=== WORK TO DO ===
Edit the material below by replacing every "body-text-italic" with "italic-text" and changing nothing else, then give all the lines again without the pictures.

=== STORED ROWS ===
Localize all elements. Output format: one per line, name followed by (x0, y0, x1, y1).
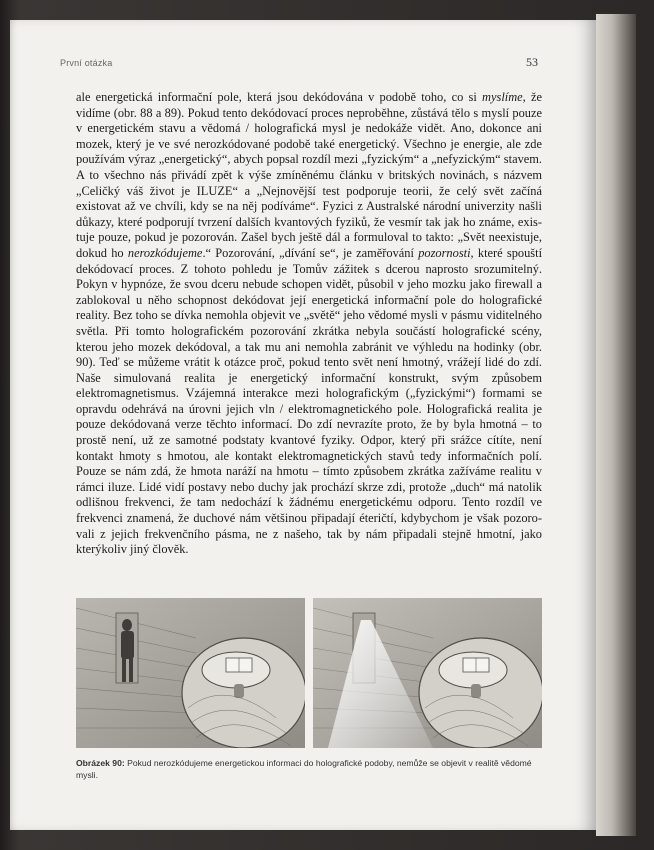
illustration-room-visible-person (76, 598, 305, 748)
body-paragraph (76, 90, 542, 596)
caption-label: Obrázek 90: (76, 758, 125, 768)
body-text-segment: , že vidíme (obr. 88 a 89). Pokud tento dekódovací proces neproběhne, zůstává tělo s myslí pouze v energetickém stavu a vědomá / holografická mysl je nedokáže vidět. Ano, dokonce ani mozek, který je ve své nerozkódované podobě také energetický. Všechno je energie, ale zde používám výraz „energetický“, abych popsal rozdíl mezi „fyzickým“ a „nefyzickým“ stavem. A to všechno nás přivádí zpět k výše zmíněnému článku v britských novinách, s názvem „Celičký váš život je ILUZE“ a „Nejnovější test podporuje teorii, že celý svět začíná existovat až ve chvíli, kdy se na něj podíváme“. Fyzici z Australské národní univerzity našli důkazy, které podporují tvrzení dalších kvantových fyziků, že vesmír tak jak ho známe, existuje pouze, pokud je pozorován. Zašel bych ještě dál a formuloval to takto: „Svět neexistuje, dokud ho (76, 90, 542, 260)
body-text-italic: myslíme (482, 90, 523, 104)
illustration-with-figure (76, 598, 305, 748)
body-text-italic: nerozkódujeme (127, 245, 203, 260)
illustration-room-light-beam (313, 598, 542, 748)
caption-text: Pokud nerozkódujeme energetickou informaci do holografické podoby, nemůže se objevit v realitě vědomé mysli. (76, 758, 532, 780)
figure-caption (76, 758, 542, 781)
book-page-edges (596, 14, 636, 836)
body-text-segment: , které spouští dekódovací proces. Z tohoto pohledu je Tomův zážitek s dcerou naprosto srozumitelný. Pokyn v hypnóze, že svou dceru nebude schopen vidět, působil v jeho mozku jako firewall a zablokoval u něho schopnost dekódovat její energetická informační pole do holografické reality. Bez toho se dívka nemohla objevit ve „světě“ jeho vědomé mysli v pásmu viditelného světla. Při tomto holografickém pozorování zkrátka nebyla součástí holografické scény, kterou jeho mozek dekódoval, a tak mu ani nemohla zabránit ve výhledu na hodinky (obr. 90). Teď se můžeme vrátit k otázce proč, pokud tento svět není hmotný, vrážejí lidé do zdí. Naše simulovaná realita je energetický informační konstrukt, svým způsobem elektromagnetismus. Vzájemná interakce mezi holografickým („fyzickými“) formami se opravdu odehrává na úrovni jejich vln / elektromagnetického pole. Holografická realita je pouze dekódovaná verze těchto informací. Do zdí nevrazíte proto, že by byla hmotná – to prostě není, už ze samotné podstaty kvantové fyziky. Odpor, který při srážce cítíte, není kontakt hmoty s hmotou, ale kontakt elektromagnetických stavů tedy informačních polí. Pouze se nám zdá, že hmota naráží na hmotu – tímto způsobem zkrátka zažíváme realitu v rámci iluze. Lidé vidí postavy nebo duchy jak prochází skrze zdi, protože „duch“ má natolik odlišnou frekvenci, že tam nedochází k žádnému energetickému odporu. Tento rozdíl ve frekvenci znamená, že duchové nám většinou připadají éteričtí, kdybychom je však pozorovali z jejich frekvenčního pásma, ne z našeho, tak by nám připadali stejně hmotní, jako kterýkoliv jiný člověk. (76, 245, 543, 557)
figure-90 (76, 598, 542, 748)
body-text-segment: ale energetická informační pole, která jsou dekódována v podobě toho, co si (76, 90, 483, 104)
illustration-without-figure (313, 598, 542, 748)
body-text-italic: pozornosti (418, 245, 471, 260)
body-text-segment: .“ Pozorování, „dívání se“, je zaměřování (202, 245, 419, 260)
page-number: 53 (526, 55, 538, 69)
running-head: První otázka (60, 58, 113, 68)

=== RESPONSE ===
Localize all elements. Output format: one per line, name followed by (x0, y0, x1, y1).
illustration-room-visible-person (76, 598, 305, 748)
body-paragraph (76, 90, 542, 596)
caption-label: Obrázek 90: (76, 758, 125, 768)
body-text-segment: , že vidíme (obr. 88 a 89). Pokud tento dekódovací proces neproběhne, zůstává tělo s myslí pouze v energetickém stavu a vědomá / holografická mysl je nedokáže vidět. Ano, dokonce ani mozek, který je ve své nerozkódované podobě také energetický. Všechno je energie, ale zde používám výraz „energetický“, abych popsal rozdíl mezi „fyzickým“ a „nefyzickým“ stavem. A to všechno nás přivádí zpět k výše zmíněnému článku v britských novinách, s názvem „Celičký váš život je ILUZE“ a „Nejnovější test podporuje teorii, že celý svět začíná existovat až ve chvíli, kdy se na něj podíváme“. Fyzici z Australské národní univerzity našli důkazy, které podporují tvrzení dalších kvantových fyziků, že vesmír tak jak ho známe, existuje pouze, pokud je pozorován. Zašel bych ještě dál a formuloval to takto: „Svět neexistuje, dokud ho (76, 90, 542, 260)
italic-text: myslíme (482, 90, 523, 104)
illustration-with-figure (76, 598, 305, 748)
italic-text: nerozkódujeme (127, 245, 203, 260)
illustration-room-light-beam (313, 598, 542, 748)
caption-text: Pokud nerozkódujeme energetickou informaci do holografické podoby, nemůže se objevit v realitě vědomé mysli. (76, 758, 532, 780)
figure-caption (76, 758, 542, 781)
book-page-edges (596, 14, 636, 836)
body-text-segment: , které spouští dekódovací proces. Z tohoto pohledu je Tomův zážitek s dcerou naprosto srozumitelný. Pokyn v hypnóze, že svou dceru nebude schopen vidět, působil v jeho mozku jako firewall a zablokoval u něho schopnost dekódovat její energetická informační pole do holografické reality. Bez toho se dívka nemohla objevit ve „světě“ jeho vědomé mysli v pásmu viditelného světla. Při tomto holografickém pozorování zkrátka nebyla součástí holografické scény, kterou jeho mozek dekódoval, a tak mu ani nemohla zabránit ve výhledu na hodinky (obr. 90). Teď se můžeme vrátit k otázce proč, pokud tento svět není hmotný, vrážejí lidé do zdí. Naše simulovaná realita je energetický informační konstrukt, svým způsobem elektromagnetismus. Vzájemná interakce mezi holografickým („fyzickými“) formami se opravdu odehrává na úrovni jejich vln / elektromagnetického pole. Holografická realita je pouze dekódovaná verze těchto informací. Do zdí nevrazíte proto, že by byla hmotná – to prostě není, už ze samotné podstaty kvantové fyziky. Odpor, který při srážce cítíte, není kontakt hmoty s hmotou, ale kontakt elektromagnetických stavů tedy informačních polí. Pouze se nám zdá, že hmota naráží na hmotu – tímto způsobem zkrátka zažíváme realitu v rámci iluze. Lidé vidí postavy nebo duchy jak prochází skrze zdi, protože „duch“ má natolik odlišnou frekvenci, že tam nedochází k žádnému energetickému odporu. Tento rozdíl ve frekvenci znamená, že duchové nám většinou připadají éteričtí, kdybychom je však pozorovali z jejich frekvenčního pásma, ne z našeho, tak by nám připadali stejně hmotní, jako kterýkoliv jiný člověk. (76, 245, 543, 557)
figure-90 (76, 598, 542, 748)
body-text-segment: ale energetická informační pole, která jsou dekódována v podobě toho, co si (76, 90, 483, 104)
illustration-without-figure (313, 598, 542, 748)
italic-text: pozornosti (418, 245, 471, 260)
body-text-segment: .“ Pozorování, „dívání se“, je zaměřování (202, 245, 419, 260)
page-number: 53 (526, 55, 538, 69)
running-head: První otázka (60, 58, 113, 68)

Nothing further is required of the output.